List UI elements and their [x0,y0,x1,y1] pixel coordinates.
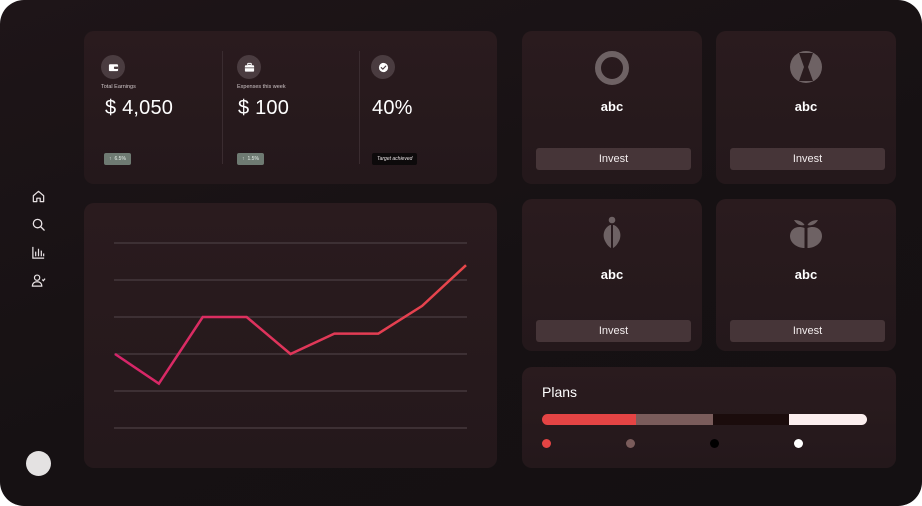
invest-card-1: abc Invest [522,31,702,184]
bar-chart-icon[interactable] [31,245,46,260]
users-icon[interactable] [31,273,46,288]
plan-segment [542,414,637,425]
stat-expenses: Expenses this week $ 100 ↑ 1.5% [222,31,359,184]
invest-button[interactable]: Invest [730,320,885,342]
plans-progress-bar [542,414,867,425]
asset-name: abc [794,267,818,282]
stat-total-earnings: Total Earnings $ 4,050 ↑ 6.5% [84,31,222,184]
line-chart [114,242,467,429]
plan-segment [636,414,713,425]
split-drop-icon [603,216,621,248]
wallet-icon [101,55,125,79]
invest-card-4: abc Invest [716,199,896,351]
asset-name: abc [600,267,624,282]
briefcase-icon [237,55,261,79]
legend-dot [542,439,551,448]
trend-badge: ↑ 6.5% [104,153,131,165]
stat-value: $ 4,050 [105,97,174,119]
arrow-up-icon: ↑ [109,156,112,162]
stat-target: 40% Target achieved [359,31,497,184]
legend-dot [794,439,803,448]
legend-dot [710,439,719,448]
arrow-up-icon: ↑ [242,156,245,162]
chart-card [84,203,497,468]
stats-card: Total Earnings $ 4,050 ↑ 6.5% Expenses th… [84,31,497,184]
trend-badge: ↑ 1.5% [237,153,264,165]
apple-icon [790,220,822,248]
avatar[interactable] [26,451,51,476]
stat-label: Total Earnings [101,84,136,90]
invest-button[interactable]: Invest [536,148,691,170]
hourglass-icon [790,51,822,83]
asset-name: abc [794,99,818,114]
stat-value: 40% [372,97,413,119]
plans-title: Plans [542,384,578,400]
plans-card: Plans [522,367,896,468]
plan-segment [789,414,867,425]
check-icon [371,55,395,79]
invest-button[interactable]: Invest [730,148,885,170]
target-badge: Target achieved [372,153,418,165]
stat-value: $ 100 [238,97,290,119]
invest-card-2: abc Invest [716,31,896,184]
home-icon[interactable] [31,189,46,204]
search-icon[interactable] [31,217,46,232]
stat-label: Expenses this week [237,84,286,90]
legend-dot [626,439,635,448]
plan-segment [712,414,789,425]
invest-card-3: abc Invest [522,199,702,351]
series-line [114,264,467,386]
app-window: Total Earnings $ 4,050 ↑ 6.5% Expenses th… [0,0,922,506]
invest-button[interactable]: Invest [536,320,691,342]
asset-name: abc [600,99,624,114]
ring-icon [595,51,629,85]
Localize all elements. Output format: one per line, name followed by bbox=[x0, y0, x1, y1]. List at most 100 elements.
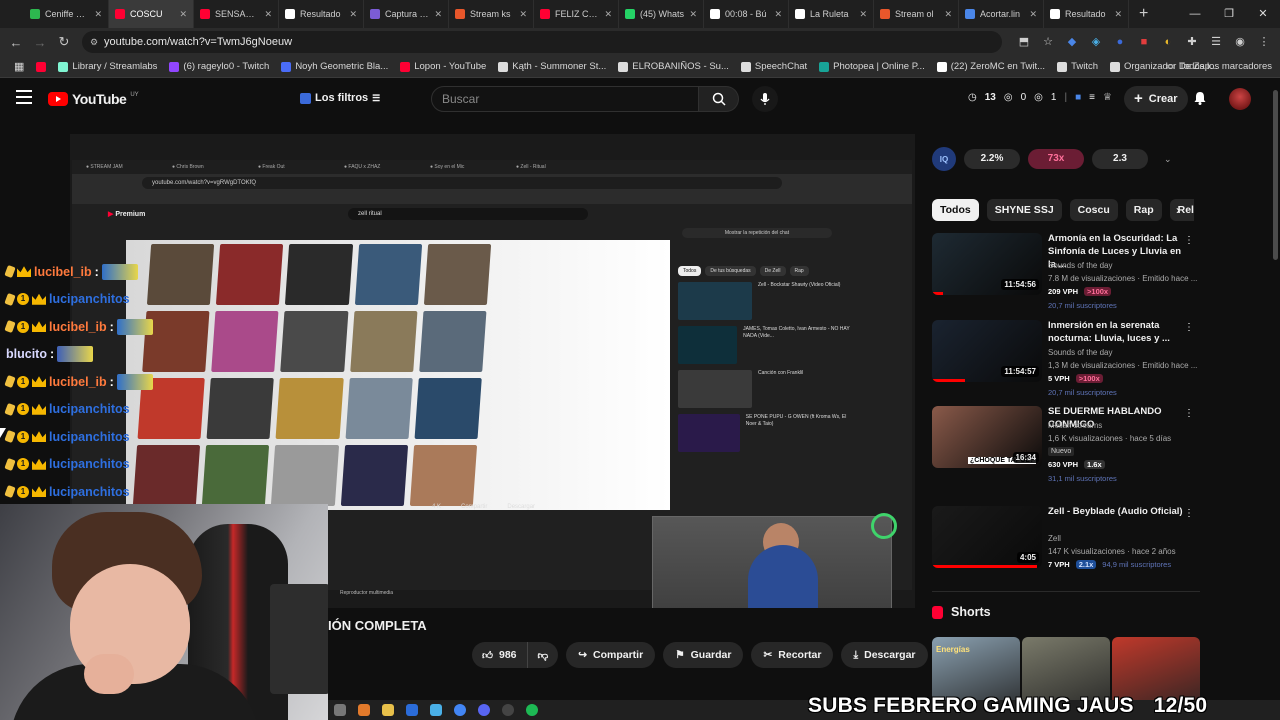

What is asked: Reproduce the material from the line containing "invest-card-1: abc Invest [522,31,702,184]" down to the line containing "chart-card [84,203,497,468]", changing "legend-dot" to "legend-marker" wherever it occurs and leaving everything else unchanged.

Response to this exercise:
invest-card-1: abc Invest [522,31,702,184]
bar-chart-icon[interactable] [31,245,46,260]
users-icon[interactable] [31,273,46,288]
plan-segment [542,414,637,425]
stat-expenses: Expenses this week $ 100 ↑ 1.5% [222,31,359,184]
invest-button[interactable]: Invest [730,320,885,342]
plans-progress-bar [542,414,867,425]
asset-name: abc [794,267,818,282]
stat-total-earnings: Total Earnings $ 4,050 ↑ 6.5% [84,31,222,184]
line-chart [114,242,467,429]
plan-segment [636,414,713,425]
split-drop-icon [603,216,621,248]
wallet-icon [101,55,125,79]
invest-card-4: abc Invest [716,199,896,351]
asset-name: abc [600,267,624,282]
briefcase-icon [237,55,261,79]
legend-marker [542,439,551,448]
trend-badge: ↑ 6.5% [104,153,131,165]
stat-value: $ 4,050 [105,97,174,119]
arrow-up-icon: ↑ [109,156,112,162]
stat-target: 40% Target achieved [359,31,497,184]
legend-marker [794,439,803,448]
legend-marker [710,439,719,448]
arrow-up-icon: ↑ [242,156,245,162]
chart-card [84,203,497,468]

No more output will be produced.